---------- Data excerpts

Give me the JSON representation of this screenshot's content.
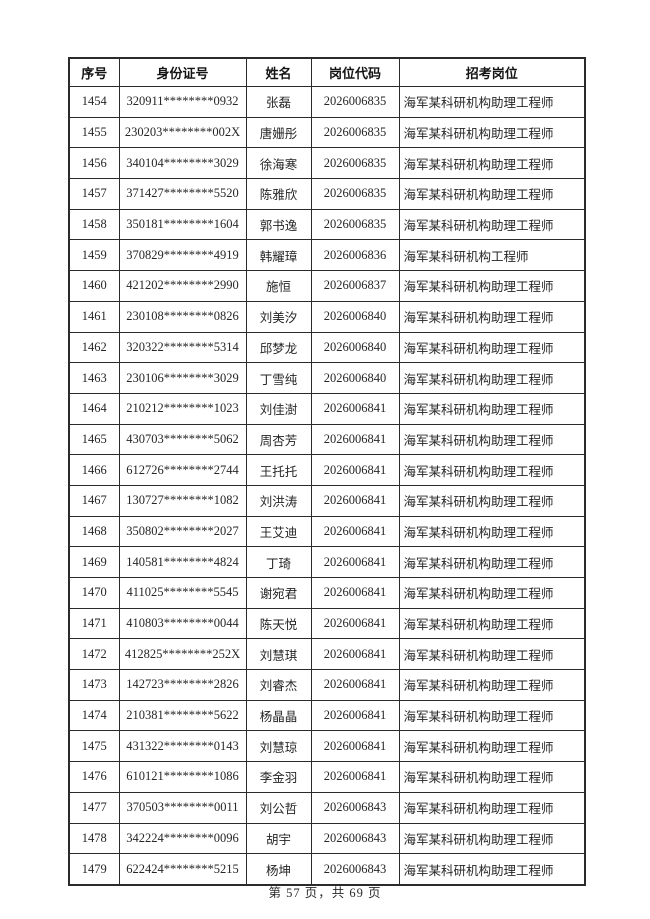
{
  "page": {
    "footer": "第 57 页，共 69 页"
  },
  "table": {
    "headers": [
      "序号",
      "身份证号",
      "姓名",
      "岗位代码",
      "招考岗位"
    ],
    "rows": [
      [
        "1454",
        "320911********0932",
        "张磊",
        "2026006835",
        "海军某科研机构助理工程师"
      ],
      [
        "1455",
        "230203********002X",
        "唐姗彤",
        "2026006835",
        "海军某科研机构助理工程师"
      ],
      [
        "1456",
        "340104********3029",
        "徐海寒",
        "2026006835",
        "海军某科研机构助理工程师"
      ],
      [
        "1457",
        "371427********5520",
        "陈雅欣",
        "2026006835",
        "海军某科研机构助理工程师"
      ],
      [
        "1458",
        "350181********1604",
        "郭书逸",
        "2026006835",
        "海军某科研机构助理工程师"
      ],
      [
        "1459",
        "370829********4919",
        "韩耀璋",
        "2026006836",
        "海军某科研机构工程师"
      ],
      [
        "1460",
        "421202********2990",
        "施恒",
        "2026006837",
        "海军某科研机构助理工程师"
      ],
      [
        "1461",
        "230108********0826",
        "刘美汐",
        "2026006840",
        "海军某科研机构助理工程师"
      ],
      [
        "1462",
        "320322********5314",
        "邱梦龙",
        "2026006840",
        "海军某科研机构助理工程师"
      ],
      [
        "1463",
        "230106********3029",
        "丁雪纯",
        "2026006840",
        "海军某科研机构助理工程师"
      ],
      [
        "1464",
        "210212********1023",
        "刘佳澍",
        "2026006841",
        "海军某科研机构助理工程师"
      ],
      [
        "1465",
        "430703********5062",
        "周杏芳",
        "2026006841",
        "海军某科研机构助理工程师"
      ],
      [
        "1466",
        "612726********2744",
        "王托托",
        "2026006841",
        "海军某科研机构助理工程师"
      ],
      [
        "1467",
        "130727********1082",
        "刘洪涛",
        "2026006841",
        "海军某科研机构助理工程师"
      ],
      [
        "1468",
        "350802********2027",
        "王艾迪",
        "2026006841",
        "海军某科研机构助理工程师"
      ],
      [
        "1469",
        "140581********4824",
        "丁琦",
        "2026006841",
        "海军某科研机构助理工程师"
      ],
      [
        "1470",
        "411025********5545",
        "谢宛君",
        "2026006841",
        "海军某科研机构助理工程师"
      ],
      [
        "1471",
        "410803********0044",
        "陈天悦",
        "2026006841",
        "海军某科研机构助理工程师"
      ],
      [
        "1472",
        "412825********252X",
        "刘慧琪",
        "2026006841",
        "海军某科研机构助理工程师"
      ],
      [
        "1473",
        "142723********2826",
        "刘睿杰",
        "2026006841",
        "海军某科研机构助理工程师"
      ],
      [
        "1474",
        "210381********5622",
        "杨晶晶",
        "2026006841",
        "海军某科研机构助理工程师"
      ],
      [
        "1475",
        "431322********0143",
        "刘慧琼",
        "2026006841",
        "海军某科研机构助理工程师"
      ],
      [
        "1476",
        "610121********1086",
        "李金羽",
        "2026006841",
        "海军某科研机构助理工程师"
      ],
      [
        "1477",
        "370503********0011",
        "刘公哲",
        "2026006843",
        "海军某科研机构助理工程师"
      ],
      [
        "1478",
        "342224********0096",
        "胡宇",
        "2026006843",
        "海军某科研机构助理工程师"
      ],
      [
        "1479",
        "622424********5215",
        "杨坤",
        "2026006843",
        "海军某科研机构助理工程师"
      ]
    ]
  }
}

--------------------

(Short task): Take the listing above and restate it word for word, without its pictures.

(Exercise response):
Give me the JSON representation of this screenshot's content.
{
  "page": {
    "footer": "第 57 页，共 69 页"
  },
  "table": {
    "headers": [
      "序号",
      "身份证号",
      "姓名",
      "岗位代码",
      "招考岗位"
    ],
    "rows": [
      [
        "1454",
        "320911********0932",
        "张磊",
        "2026006835",
        "海军某科研机构助理工程师"
      ],
      [
        "1455",
        "230203********002X",
        "唐姗彤",
        "2026006835",
        "海军某科研机构助理工程师"
      ],
      [
        "1456",
        "340104********3029",
        "徐海寒",
        "2026006835",
        "海军某科研机构助理工程师"
      ],
      [
        "1457",
        "371427********5520",
        "陈雅欣",
        "2026006835",
        "海军某科研机构助理工程师"
      ],
      [
        "1458",
        "350181********1604",
        "郭书逸",
        "2026006835",
        "海军某科研机构助理工程师"
      ],
      [
        "1459",
        "370829********4919",
        "韩耀璋",
        "2026006836",
        "海军某科研机构工程师"
      ],
      [
        "1460",
        "421202********2990",
        "施恒",
        "2026006837",
        "海军某科研机构助理工程师"
      ],
      [
        "1461",
        "230108********0826",
        "刘美汐",
        "2026006840",
        "海军某科研机构助理工程师"
      ],
      [
        "1462",
        "320322********5314",
        "邱梦龙",
        "2026006840",
        "海军某科研机构助理工程师"
      ],
      [
        "1463",
        "230106********3029",
        "丁雪纯",
        "2026006840",
        "海军某科研机构助理工程师"
      ],
      [
        "1464",
        "210212********1023",
        "刘佳澍",
        "2026006841",
        "海军某科研机构助理工程师"
      ],
      [
        "1465",
        "430703********5062",
        "周杏芳",
        "2026006841",
        "海军某科研机构助理工程师"
      ],
      [
        "1466",
        "612726********2744",
        "王托托",
        "2026006841",
        "海军某科研机构助理工程师"
      ],
      [
        "1467",
        "130727********1082",
        "刘洪涛",
        "2026006841",
        "海军某科研机构助理工程师"
      ],
      [
        "1468",
        "350802********2027",
        "王艾迪",
        "2026006841",
        "海军某科研机构助理工程师"
      ],
      [
        "1469",
        "140581********4824",
        "丁琦",
        "2026006841",
        "海军某科研机构助理工程师"
      ],
      [
        "1470",
        "411025********5545",
        "谢宛君",
        "2026006841",
        "海军某科研机构助理工程师"
      ],
      [
        "1471",
        "410803********0044",
        "陈天悦",
        "2026006841",
        "海军某科研机构助理工程师"
      ],
      [
        "1472",
        "412825********252X",
        "刘慧琪",
        "2026006841",
        "海军某科研机构助理工程师"
      ],
      [
        "1473",
        "142723********2826",
        "刘睿杰",
        "2026006841",
        "海军某科研机构助理工程师"
      ],
      [
        "1474",
        "210381********5622",
        "杨晶晶",
        "2026006841",
        "海军某科研机构助理工程师"
      ],
      [
        "1475",
        "431322********0143",
        "刘慧琼",
        "2026006841",
        "海军某科研机构助理工程师"
      ],
      [
        "1476",
        "610121********1086",
        "李金羽",
        "2026006841",
        "海军某科研机构助理工程师"
      ],
      [
        "1477",
        "370503********0011",
        "刘公哲",
        "2026006843",
        "海军某科研机构助理工程师"
      ],
      [
        "1478",
        "342224********0096",
        "胡宇",
        "2026006843",
        "海军某科研机构助理工程师"
      ],
      [
        "1479",
        "622424********5215",
        "杨坤",
        "2026006843",
        "海军某科研机构助理工程师"
      ]
    ]
  }
}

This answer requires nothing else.